WRITTEN REQUEST
Present each line of the entries below that holds the word "Method".
— START RECORDS FOR THIS TASK —
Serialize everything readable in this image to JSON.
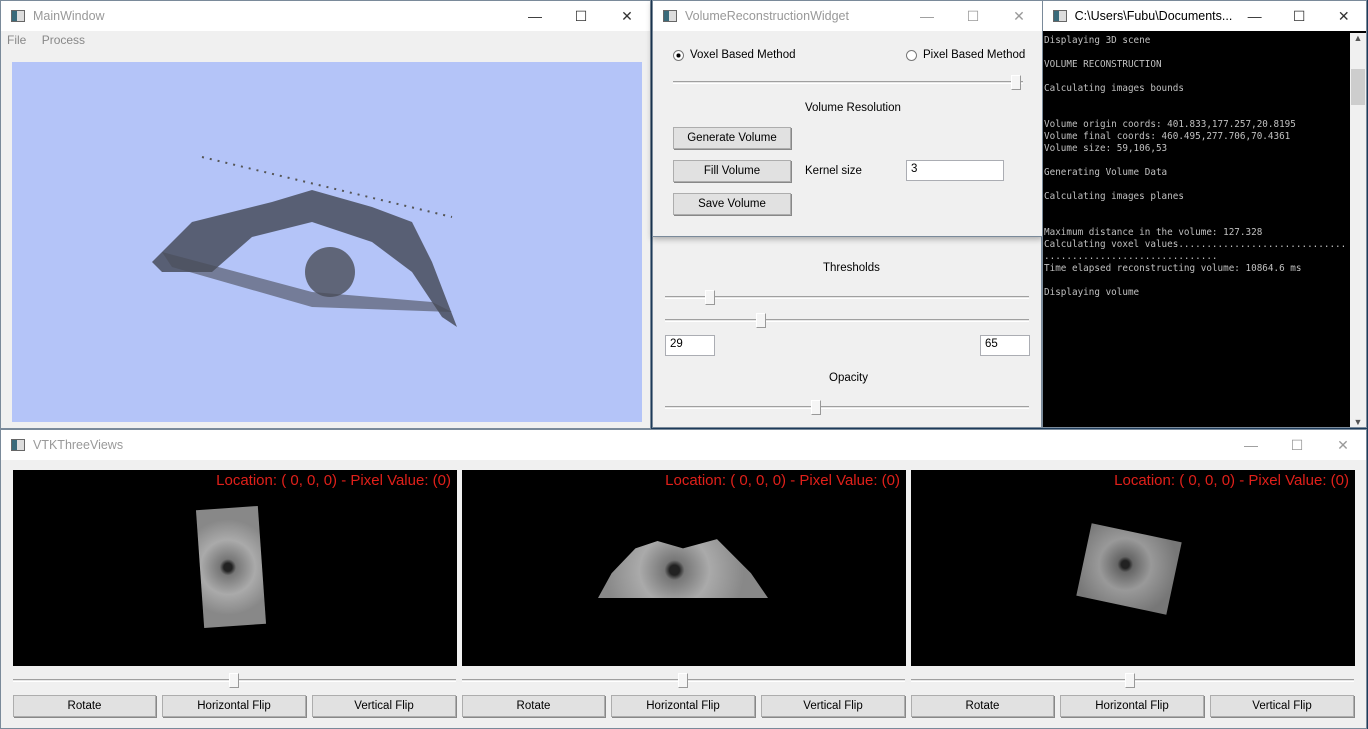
{
  "main_window": {
    "title": "MainWindow",
    "menu": [
      "File",
      "Process"
    ],
    "background": "#b4c4f8"
  },
  "volume_widget": {
    "title": "VolumeReconstructionWidget",
    "radio_voxel": "Voxel Based Method",
    "radio_pixel": "Pixel Based Method",
    "selected": "voxel",
    "resolution_label": "Volume Resolution",
    "resolution_slider": 1.0,
    "generate": "Generate Volume",
    "fill": "Fill Volume",
    "save": "Save Volume",
    "kernel_label": "Kernel size",
    "kernel_value": "3",
    "thresholds_label": "Thresholds",
    "threshold_low": "29",
    "threshold_high": "65",
    "opacity_label": "Opacity"
  },
  "console": {
    "title": "C:\\Users\\Fubu\\Documents...",
    "text": "Displaying 3D scene\n\nVOLUME RECONSTRUCTION\n\nCalculating images bounds\n\n\nVolume origin coords: 401.833,177.257,20.8195\nVolume final coords: 460.495,277.706,70.4361\nVolume size: 59,106,53\n\nGenerating Volume Data\n\nCalculating images planes\n\n\nMaximum distance in the volume: 127.328\nCalculating voxel values..............................\n...............................\nTime elapsed reconstructing volume: 10864.6 ms\n\nDisplaying volume"
  },
  "three_views": {
    "title": "VTKThreeViews",
    "views": [
      {
        "location": "Location: ( 0, 0, 0) - Pixel Value: (0)",
        "rotate": "Rotate",
        "hflip": "Horizontal Flip",
        "vflip": "Vertical Flip"
      },
      {
        "location": "Location: ( 0, 0, 0) - Pixel Value: (0)",
        "rotate": "Rotate",
        "hflip": "Horizontal Flip",
        "vflip": "Vertical Flip"
      },
      {
        "location": "Location: ( 0, 0, 0) - Pixel Value: (0)",
        "rotate": "Rotate",
        "hflip": "Horizontal Flip",
        "vflip": "Vertical Flip"
      }
    ]
  }
}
— END RECORDS FOR THIS TASK —
SOLVED PROBLEM
    "radio_voxel": "Voxel Based Method",
    "radio_pixel": "Pixel Based Method",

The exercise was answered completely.